▸ TASK REQUIREMENTS:
Gather every line in the records below that contains the word "false".

▸ INPUT:

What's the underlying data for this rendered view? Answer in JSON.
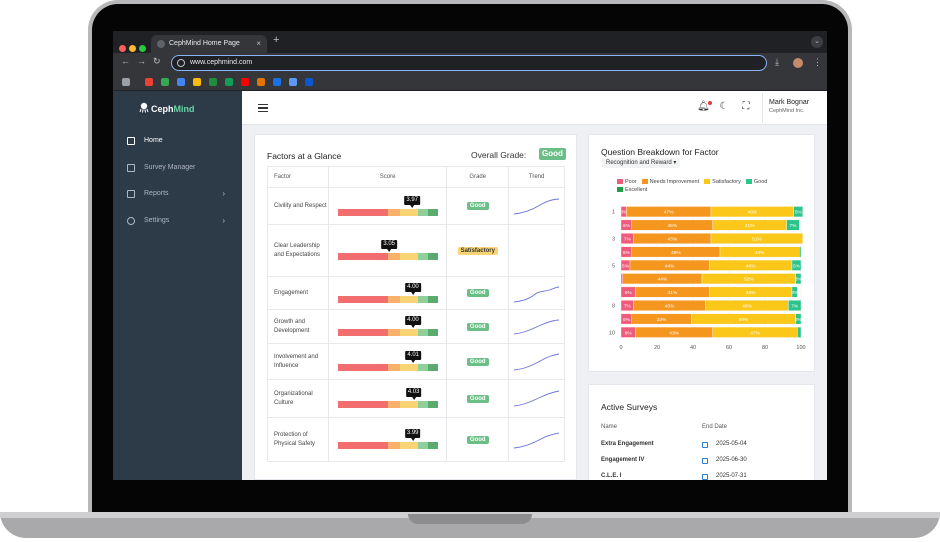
{
  "browser": {
    "tab_title": "CephMind Home Page",
    "new_tab": "+",
    "close_tab": "×",
    "url": "www.cephmind.com"
  },
  "sidebar": {
    "logo_ceph": "Ceph",
    "logo_mind": "Mind",
    "items": [
      {
        "label": "Home",
        "icon": "home-icon",
        "active": true
      },
      {
        "label": "Survey Manager",
        "icon": "clipboard-icon",
        "active": false
      },
      {
        "label": "Reports",
        "icon": "chart-icon",
        "active": false,
        "chevron": "›"
      },
      {
        "label": "Settings",
        "icon": "gear-icon",
        "active": false,
        "chevron": "›"
      }
    ]
  },
  "header": {
    "user_name": "Mark Bognar",
    "user_org": "CephMind Inc."
  },
  "factors": {
    "title": "Factors at a Glance",
    "overall_label": "Overall Grade:",
    "overall_grade": "Good",
    "columns": [
      "Factor",
      "Score",
      "Grade",
      "Trend"
    ],
    "rows": [
      {
        "factor": "Civility and Respect",
        "score": "3.97",
        "score_value": 3.97,
        "grade": "Good",
        "grade_type": "good",
        "trend": true
      },
      {
        "factor": "Clear Leadership and Expectations",
        "score": "3.05",
        "score_value": 3.05,
        "grade": "Satisfactory",
        "grade_type": "sat",
        "trend": false
      },
      {
        "factor": "Engagement",
        "score": "4.00",
        "score_value": 4.0,
        "grade": "Good",
        "grade_type": "good",
        "trend": true
      },
      {
        "factor": "Growth and Development",
        "score": "4.00",
        "score_value": 4.0,
        "grade": "Good",
        "grade_type": "good",
        "trend": true
      },
      {
        "factor": "Involvement and Influence",
        "score": "4.01",
        "score_value": 4.01,
        "grade": "Good",
        "grade_type": "good",
        "trend": true
      },
      {
        "factor": "Organizational Culture",
        "score": "4.03",
        "score_value": 4.03,
        "grade": "Good",
        "grade_type": "good",
        "trend": true
      },
      {
        "factor": "Protection of Physical Safety",
        "score": "3.99",
        "score_value": 3.99,
        "grade": "Good",
        "grade_type": "good",
        "trend": true
      }
    ]
  },
  "breakdown": {
    "title": "Question Breakdown for Factor",
    "selected_factor": "Recognition and Reward",
    "dropdown_caret": "▾"
  },
  "chart_data": {
    "type": "bar",
    "orientation": "horizontal-stacked",
    "title": "",
    "xlim": [
      0,
      100
    ],
    "x_ticks": [
      0,
      20,
      40,
      60,
      80,
      100
    ],
    "y_tick_labels": [
      "1",
      "",
      "3",
      "",
      "5",
      "",
      "",
      "8",
      "",
      "10"
    ],
    "legend_placement": "top",
    "categories": [
      "1",
      "2",
      "3",
      "4",
      "5",
      "6",
      "7",
      "8",
      "9",
      "10"
    ],
    "series": [
      {
        "name": "Poor",
        "color": "#ef5b7b",
        "values": [
          3,
          6,
          7,
          6,
          5,
          1,
          8,
          7,
          6,
          8
        ],
        "labels": [
          "3%",
          "6%",
          "7%",
          "6%",
          "5%",
          "",
          "8%",
          "7%",
          "6%",
          "8%"
        ]
      },
      {
        "name": "Needs Improvement",
        "color": "#f5961f",
        "values": [
          47,
          45,
          43,
          49,
          44,
          44,
          41,
          40,
          33,
          43
        ],
        "labels": [
          "47%",
          "45%",
          "43%",
          "49%",
          "44%",
          "44%",
          "41%",
          "40%",
          "33%",
          "43%"
        ]
      },
      {
        "name": "Satisfactory",
        "color": "#fbc718",
        "values": [
          46,
          41,
          51,
          44,
          46,
          52,
          46,
          46,
          58,
          47
        ],
        "labels": [
          "46%",
          "41%",
          "51%",
          "44%",
          "46%",
          "52%",
          "46%",
          "46%",
          "58%",
          "47%"
        ]
      },
      {
        "name": "Good",
        "color": "#2bc48a",
        "values": [
          5,
          7,
          0,
          1,
          5,
          3,
          3,
          7,
          3,
          2
        ],
        "labels": [
          "5%",
          "7%",
          "",
          "",
          "5%",
          "3%",
          "3%",
          "7%",
          "3%",
          ""
        ]
      },
      {
        "name": "Excellent",
        "color": "#1f9f4a",
        "values": [
          0,
          0,
          0,
          0,
          0,
          0,
          0,
          0,
          0,
          0
        ],
        "labels": [
          "",
          "",
          "",
          "",
          "",
          "",
          "",
          "",
          "",
          ""
        ]
      }
    ]
  },
  "surveys": {
    "title": "Active Surveys",
    "col_name": "Name",
    "col_end": "End Date",
    "rows": [
      {
        "name": "Extra Engagement",
        "end": "2025-05-04"
      },
      {
        "name": "Engagement IV",
        "end": "2025-06-30"
      },
      {
        "name": "C.L.E. I",
        "end": "2025-07-31"
      }
    ]
  },
  "colors": {
    "sidebar_bg": "#2d3a48",
    "accent": "#68d6a8",
    "good": "#6bbf86",
    "satisfactory": "#f8d474"
  }
}
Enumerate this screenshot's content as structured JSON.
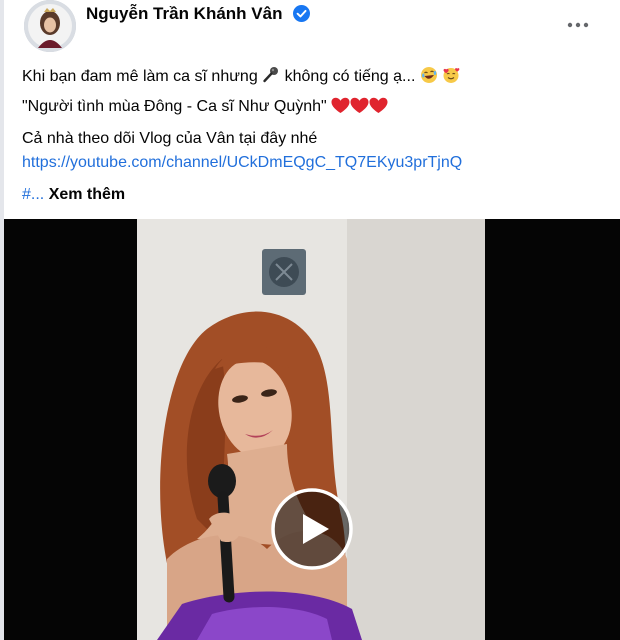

▸ FULL SOLUTION:
        "active": false
        "active": false,
        "active": false,
        "trend": false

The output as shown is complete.